### Given problem 1
In the excerpt on H.264 decoding latency, which frames do the streaming gameplay developers omit, and why?

* begin Excerpt *

Say you have a set-top box that has a hardware decoder installed in it.
What would decrease latency to the television/monitor screen?
 
I'm not sure you necessarily can - apart from having multiple decoders and some AI to learn your channel hopping habits.

It's been many years since I looked at this (so take with a grain of salt) but, I seem to recall that, due to the extremely variable rate of encoding, the actual H.264 spec might mandate that the decoder maintain a large buffer of the undecoded stream, which will add to latency.

Further, there are 3 methods of encoding frames: I, P, & B. If you change channels, the decoder has to receive an I frame in the stream before it can produce sensible output, but you don't want too many of those in the compressed stream as they are the largest. Further, though I don't know if this is used in TV broadcasts, B frames can reference pixels of both past and future frames, which means frames may be sent out of order, again requiring quite a bit of buffering (and latency) to cope.
 
yet the H264 encodes used on highend VC like tellepresence have no real noticeable latency. The thing about H264 is it encompasses such a large set of potential configurations and results in every metric can be very very different.
 
yet the H264 encodes used on highend VC like tellepresence have no real noticeable latency. The thing about H264 is it encompasses such a large set of potential configurations and results in every metric can be very very different.

They trade off bandwidth/quality for latency.
If you produce a stream of all I frames, the latency is the time it takes to decode 1 frame, but the compression is greatly reduced. The VC apps just ensure the are enough I frames in the stream.

One of the tweaks the steaming gameplay guys do is to omit B frames, because they add an additional frame of latency.
 
It's nice that these trade off can be made, first time I read about using h264 for gaming and remote apps I was like, wtf?, you should send still frames only. And h264 does support sending a series of still frames (the option to have only I frames, discussed above) so it can work like MJPEG, one significant (and old) standard.
 
Logically, it could also use P frames instead of I frames only to reduce bandwidth requirement without incurring additional latency.
 
I think there has been some confusion because there are different latencies in the various systems. I assumed Flux was referring to the delay you get swapping channels, while Ismyd is concerned with the perceived end-to-end delay in the conferencing system (which won't be channel surfing).

* end Excerpt *
* begin Source data *

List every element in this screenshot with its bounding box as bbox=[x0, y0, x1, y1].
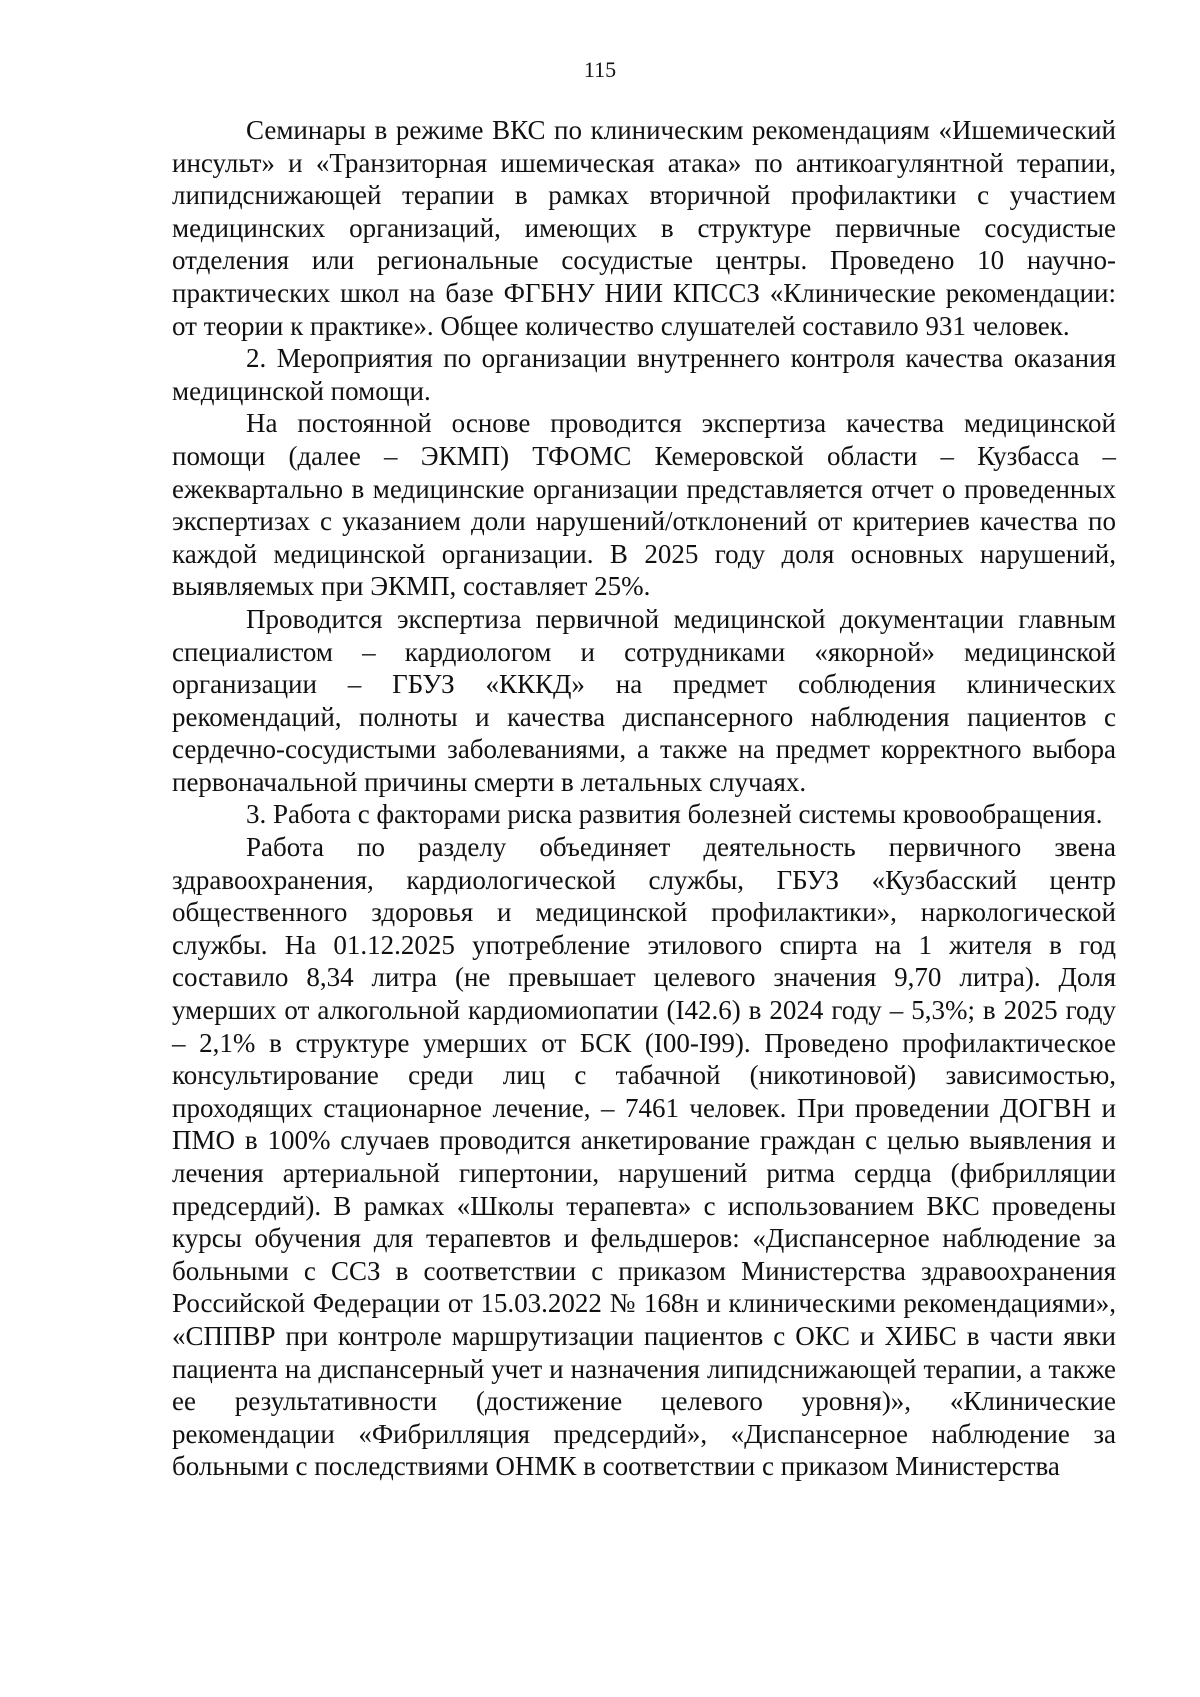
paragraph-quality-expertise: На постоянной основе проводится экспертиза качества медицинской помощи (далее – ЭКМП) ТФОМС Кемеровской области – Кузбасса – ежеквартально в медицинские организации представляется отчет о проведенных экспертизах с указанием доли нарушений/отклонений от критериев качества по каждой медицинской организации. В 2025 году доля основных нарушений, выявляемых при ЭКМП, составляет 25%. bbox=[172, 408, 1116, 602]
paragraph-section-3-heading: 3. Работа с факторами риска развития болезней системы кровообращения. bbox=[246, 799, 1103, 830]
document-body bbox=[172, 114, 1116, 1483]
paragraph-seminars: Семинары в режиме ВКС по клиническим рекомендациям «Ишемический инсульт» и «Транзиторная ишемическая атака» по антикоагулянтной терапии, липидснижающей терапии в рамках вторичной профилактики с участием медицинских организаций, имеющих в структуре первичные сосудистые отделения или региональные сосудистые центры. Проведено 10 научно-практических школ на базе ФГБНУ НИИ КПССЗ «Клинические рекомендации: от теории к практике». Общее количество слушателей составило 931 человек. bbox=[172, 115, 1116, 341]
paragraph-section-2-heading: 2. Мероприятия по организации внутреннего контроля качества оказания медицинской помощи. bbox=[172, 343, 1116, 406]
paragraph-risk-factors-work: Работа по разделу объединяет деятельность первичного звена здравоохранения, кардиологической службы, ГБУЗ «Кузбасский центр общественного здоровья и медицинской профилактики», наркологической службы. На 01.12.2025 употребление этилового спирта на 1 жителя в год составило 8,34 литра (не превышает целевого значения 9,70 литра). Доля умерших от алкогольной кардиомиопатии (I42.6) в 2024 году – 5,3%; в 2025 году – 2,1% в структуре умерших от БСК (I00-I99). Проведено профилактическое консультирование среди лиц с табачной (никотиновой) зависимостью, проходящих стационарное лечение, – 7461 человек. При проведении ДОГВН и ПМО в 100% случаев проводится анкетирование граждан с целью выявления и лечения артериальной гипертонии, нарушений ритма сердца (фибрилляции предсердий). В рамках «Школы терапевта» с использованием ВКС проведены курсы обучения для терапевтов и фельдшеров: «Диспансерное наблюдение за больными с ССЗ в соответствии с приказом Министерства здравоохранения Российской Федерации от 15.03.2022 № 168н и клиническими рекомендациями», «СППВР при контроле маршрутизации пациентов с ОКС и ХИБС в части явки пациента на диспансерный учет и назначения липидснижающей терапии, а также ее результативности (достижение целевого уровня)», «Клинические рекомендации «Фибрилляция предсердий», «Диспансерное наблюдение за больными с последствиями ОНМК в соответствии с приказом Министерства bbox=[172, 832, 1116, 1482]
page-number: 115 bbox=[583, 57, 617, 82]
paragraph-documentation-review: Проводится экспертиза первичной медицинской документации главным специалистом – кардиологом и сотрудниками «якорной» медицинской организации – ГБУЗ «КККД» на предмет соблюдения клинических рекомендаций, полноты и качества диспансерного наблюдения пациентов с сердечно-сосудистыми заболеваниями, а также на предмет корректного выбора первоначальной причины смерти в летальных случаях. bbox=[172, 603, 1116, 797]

* end Source data *
* begin Source data *

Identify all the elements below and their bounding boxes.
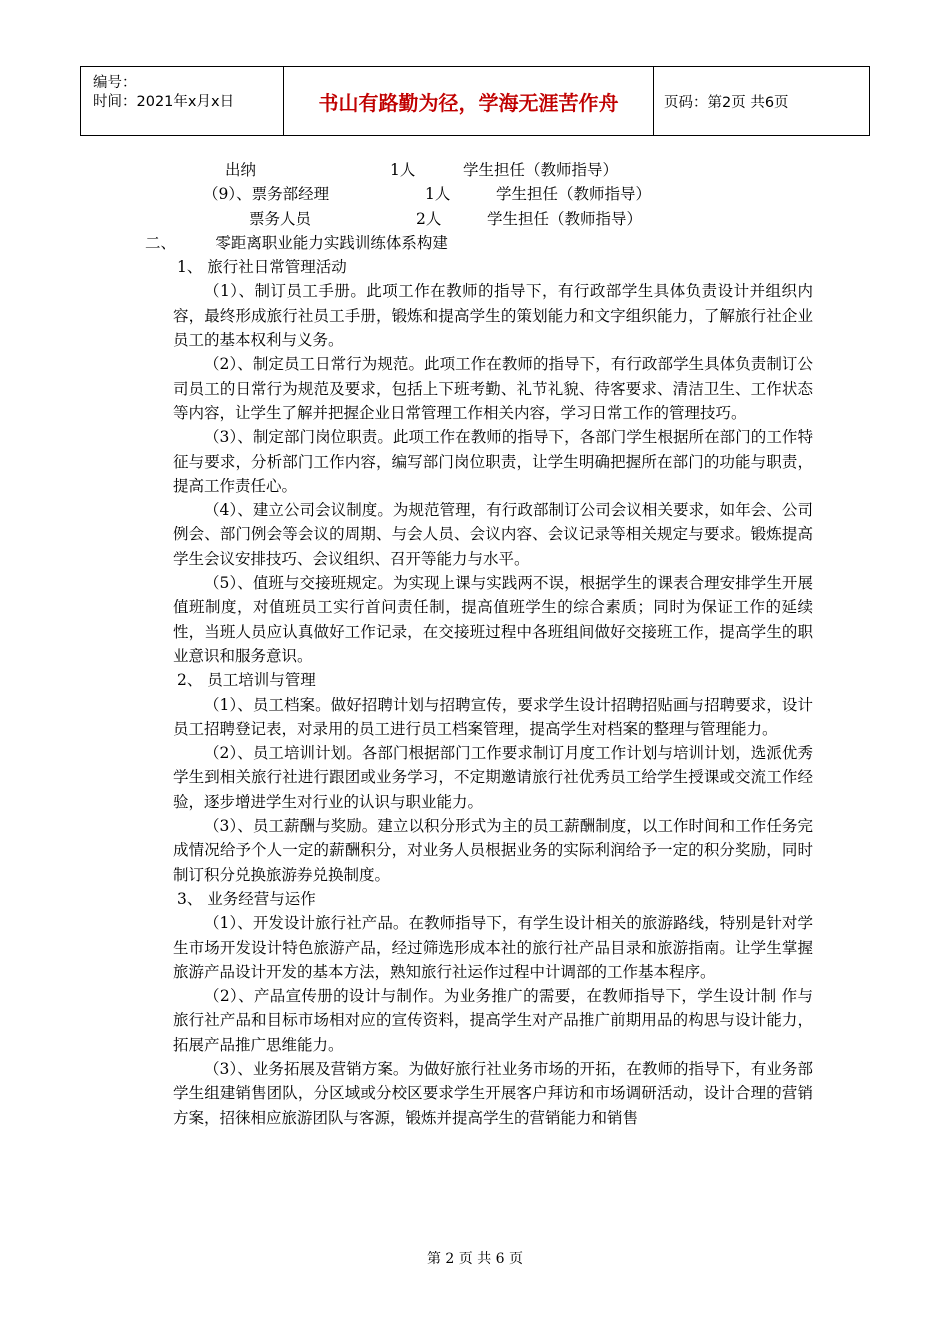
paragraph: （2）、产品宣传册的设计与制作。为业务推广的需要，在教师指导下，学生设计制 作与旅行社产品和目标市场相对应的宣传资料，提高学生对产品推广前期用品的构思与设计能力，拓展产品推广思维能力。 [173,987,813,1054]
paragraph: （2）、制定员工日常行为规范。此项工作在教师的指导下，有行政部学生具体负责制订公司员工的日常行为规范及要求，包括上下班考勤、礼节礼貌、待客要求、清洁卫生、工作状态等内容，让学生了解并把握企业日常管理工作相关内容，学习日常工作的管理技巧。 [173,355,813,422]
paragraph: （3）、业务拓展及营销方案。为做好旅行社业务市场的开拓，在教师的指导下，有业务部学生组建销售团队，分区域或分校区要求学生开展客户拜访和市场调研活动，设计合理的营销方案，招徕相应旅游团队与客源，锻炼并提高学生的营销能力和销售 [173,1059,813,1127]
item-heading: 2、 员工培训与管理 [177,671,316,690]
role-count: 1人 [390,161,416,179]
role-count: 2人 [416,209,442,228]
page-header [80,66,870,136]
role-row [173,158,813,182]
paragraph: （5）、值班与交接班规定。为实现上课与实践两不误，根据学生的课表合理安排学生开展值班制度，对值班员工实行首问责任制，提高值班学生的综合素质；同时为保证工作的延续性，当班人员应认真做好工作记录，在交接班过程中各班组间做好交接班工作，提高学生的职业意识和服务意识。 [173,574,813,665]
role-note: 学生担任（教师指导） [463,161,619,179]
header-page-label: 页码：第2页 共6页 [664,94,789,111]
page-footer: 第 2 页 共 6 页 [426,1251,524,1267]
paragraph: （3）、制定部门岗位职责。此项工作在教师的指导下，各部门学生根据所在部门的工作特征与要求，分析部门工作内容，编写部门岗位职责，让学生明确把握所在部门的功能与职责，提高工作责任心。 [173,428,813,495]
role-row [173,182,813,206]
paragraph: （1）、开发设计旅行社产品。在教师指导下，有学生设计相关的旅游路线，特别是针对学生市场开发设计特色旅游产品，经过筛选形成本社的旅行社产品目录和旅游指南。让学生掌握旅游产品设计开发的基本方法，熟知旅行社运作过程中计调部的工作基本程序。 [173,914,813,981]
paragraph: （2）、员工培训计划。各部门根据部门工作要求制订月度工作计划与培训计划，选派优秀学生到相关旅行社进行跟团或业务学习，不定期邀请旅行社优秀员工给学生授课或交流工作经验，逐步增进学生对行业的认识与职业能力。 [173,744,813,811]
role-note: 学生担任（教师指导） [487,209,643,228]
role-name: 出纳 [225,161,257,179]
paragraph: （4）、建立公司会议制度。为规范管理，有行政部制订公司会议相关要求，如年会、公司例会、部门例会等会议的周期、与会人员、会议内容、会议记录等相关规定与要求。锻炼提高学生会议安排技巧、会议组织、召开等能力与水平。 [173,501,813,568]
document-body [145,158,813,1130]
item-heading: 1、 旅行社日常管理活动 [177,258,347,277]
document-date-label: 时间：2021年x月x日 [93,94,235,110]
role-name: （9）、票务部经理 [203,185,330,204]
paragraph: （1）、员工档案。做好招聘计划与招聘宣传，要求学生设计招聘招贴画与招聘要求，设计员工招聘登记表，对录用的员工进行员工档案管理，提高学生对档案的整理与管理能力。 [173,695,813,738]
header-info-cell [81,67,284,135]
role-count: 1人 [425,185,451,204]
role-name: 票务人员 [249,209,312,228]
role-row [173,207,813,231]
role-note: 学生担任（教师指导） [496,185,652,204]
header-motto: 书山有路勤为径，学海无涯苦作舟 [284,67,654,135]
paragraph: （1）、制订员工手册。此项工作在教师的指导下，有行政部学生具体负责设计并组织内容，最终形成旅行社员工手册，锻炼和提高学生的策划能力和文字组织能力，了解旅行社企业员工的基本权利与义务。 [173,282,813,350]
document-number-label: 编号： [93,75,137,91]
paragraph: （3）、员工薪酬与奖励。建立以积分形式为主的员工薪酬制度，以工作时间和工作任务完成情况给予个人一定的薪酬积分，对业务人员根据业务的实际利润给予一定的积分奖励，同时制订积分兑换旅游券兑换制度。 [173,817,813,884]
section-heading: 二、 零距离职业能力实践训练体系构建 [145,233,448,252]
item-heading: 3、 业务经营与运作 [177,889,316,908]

* end Source data *

### Given problem 2
In the first block of rows, take the part that opens with the line containing "paragraph-quality-expertise: На постоянной" and closes with the line containing "document-body bbox=[172, 114, 1116, 1483]", and rewrite it as a Markdown table with the columns No. and Line.

### Complete response 1
They omit B frames, because B frames add an additional frame of latency.

### Complete response 2
| No. | Line |
|---|---|
| 1 | paragraph-quality-expertise: На постоянной основе проводится экспертиза качества медицинской помощи (далее – ЭКМП) ТФОМС Кемеровской области – Кузбасса – ежеквартально в медицинские организации представляется отчет о проведенных экспертизах с указанием доли нарушений/отклонений от критериев качества по каждой медицинской организации. В 2025 году доля основных нарушений, выявляемых при ЭКМП, составляет 25%. bbox=[172, 408, 1116, 602] |
| 2 | paragraph-section-3-heading: 3. Работа с факторами риска развития болезней системы кровообращения. bbox=[246, 799, 1103, 830] |
| 3 | document-body bbox=[172, 114, 1116, 1483] |